##### RECORD EXCERPTS

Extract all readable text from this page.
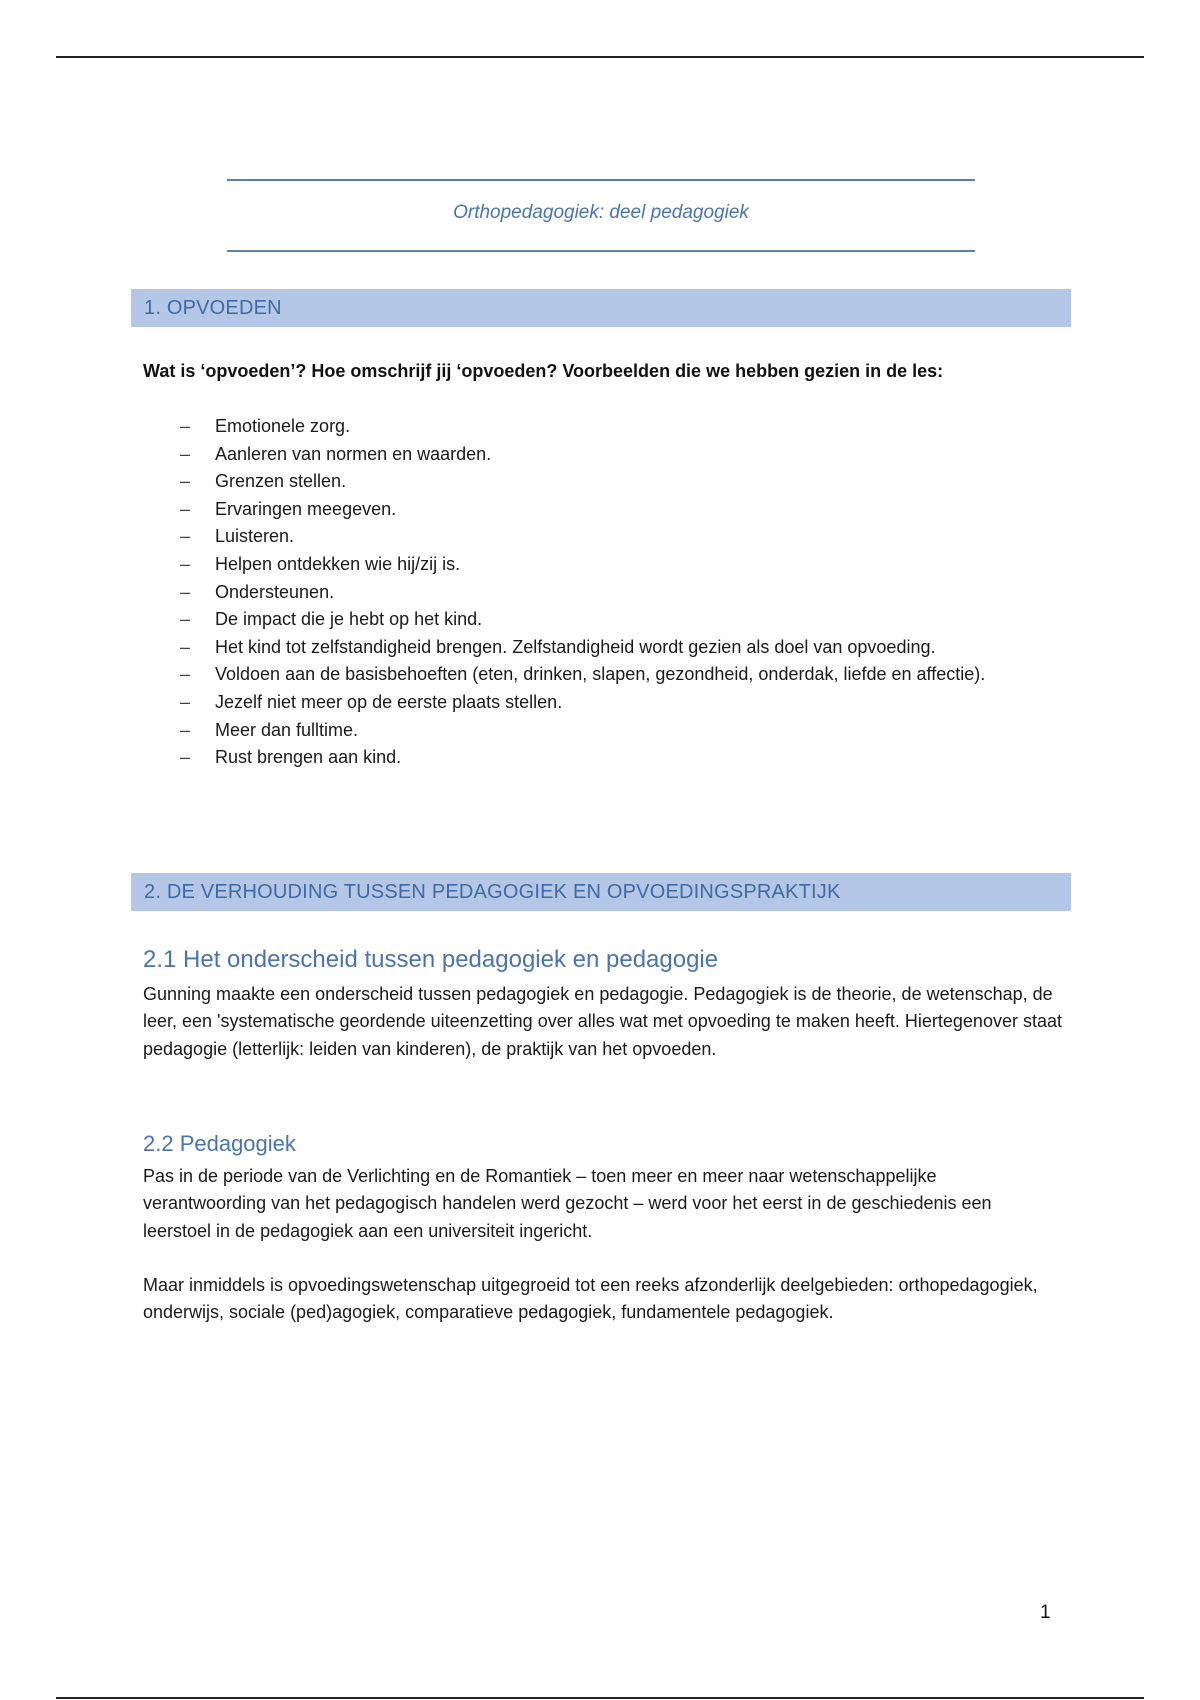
Orthopedagogiek: deel pedagogiek
1. OPVOEDEN
Wat is ‘opvoeden’? Hoe omschrijf jij ‘opvoeden? Voorbeelden die we hebben gezien in de les:
– Emotionele zorg.
– Aanleren van normen en waarden.
– Grenzen stellen.
– Ervaringen meegeven.
– Luisteren.
– Helpen ontdekken wie hij/zij is.
– Ondersteunen.
– De impact die je hebt op het kind.
– Het kind tot zelfstandigheid brengen. Zelfstandigheid wordt gezien als doel van opvoeding.
– Voldoen aan de basisbehoeften (eten, drinken, slapen, gezondheid, onderdak, liefde en affectie).
– Jezelf niet meer op de eerste plaats stellen.
– Meer dan fulltime.
– Rust brengen aan kind.
2. DE VERHOUDING TUSSEN PEDAGOGIEK EN OPVOEDINGSPRAKTIJK
2.1 Het onderscheid tussen pedagogiek en pedagogie
Gunning maakte een onderscheid tussen pedagogiek en pedagogie. Pedagogiek is de theorie, de wetenschap, de leer, een 'systematische geordende uiteenzetting over alles wat met opvoeding te maken heeft. Hiertegenover staat pedagogie (letterlijk: leiden van kinderen), de praktijk van het opvoeden.
2.2 Pedagogiek
Pas in de periode van de Verlichting en de Romantiek – toen meer en meer naar wetenschappelijke verantwoording van het pedagogisch handelen werd gezocht – werd voor het eerst in de geschiedenis een leerstoel in de pedagogiek aan een universiteit ingericht.
Maar inmiddels is opvoedingswetenschap uitgegroeid tot een reeks afzonderlijk deelgebieden: orthopedagogiek, onderwijs, sociale (ped)agogiek, comparatieve pedagogiek, fundamentele pedagogiek.
1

##########

#### [PROBLEM DESCRIPTION]
Copy each line exactly, and leave the pictures out of your copy.

#### [FINISHED TASK]
Extract all readable text from this page.
Orthopedagogiek: deel pedagogiek
1. OPVOEDEN
Wat is ‘opvoeden’? Hoe omschrijf jij ‘opvoeden? Voorbeelden die we hebben gezien in de les:
– Emotionele zorg.
– Aanleren van normen en waarden.
– Grenzen stellen.
– Ervaringen meegeven.
– Luisteren.
– Helpen ontdekken wie hij/zij is.
– Ondersteunen.
– De impact die je hebt op het kind.
– Het kind tot zelfstandigheid brengen. Zelfstandigheid wordt gezien als doel van opvoeding.
– Voldoen aan de basisbehoeften (eten, drinken, slapen, gezondheid, onderdak, liefde en affectie).
– Jezelf niet meer op de eerste plaats stellen.
– Meer dan fulltime.
– Rust brengen aan kind.
2. DE VERHOUDING TUSSEN PEDAGOGIEK EN OPVOEDINGSPRAKTIJK
2.1 Het onderscheid tussen pedagogiek en pedagogie
Gunning maakte een onderscheid tussen pedagogiek en pedagogie. Pedagogiek is de theorie, de wetenschap, de leer, een 'systematische geordende uiteenzetting over alles wat met opvoeding te maken heeft. Hiertegenover staat pedagogie (letterlijk: leiden van kinderen), de praktijk van het opvoeden.
2.2 Pedagogiek
Pas in de periode van de Verlichting en de Romantiek – toen meer en meer naar wetenschappelijke verantwoording van het pedagogisch handelen werd gezocht – werd voor het eerst in de geschiedenis een leerstoel in de pedagogiek aan een universiteit ingericht.
Maar inmiddels is opvoedingswetenschap uitgegroeid tot een reeks afzonderlijk deelgebieden: orthopedagogiek, onderwijs, sociale (ped)agogiek, comparatieve pedagogiek, fundamentele pedagogiek.
1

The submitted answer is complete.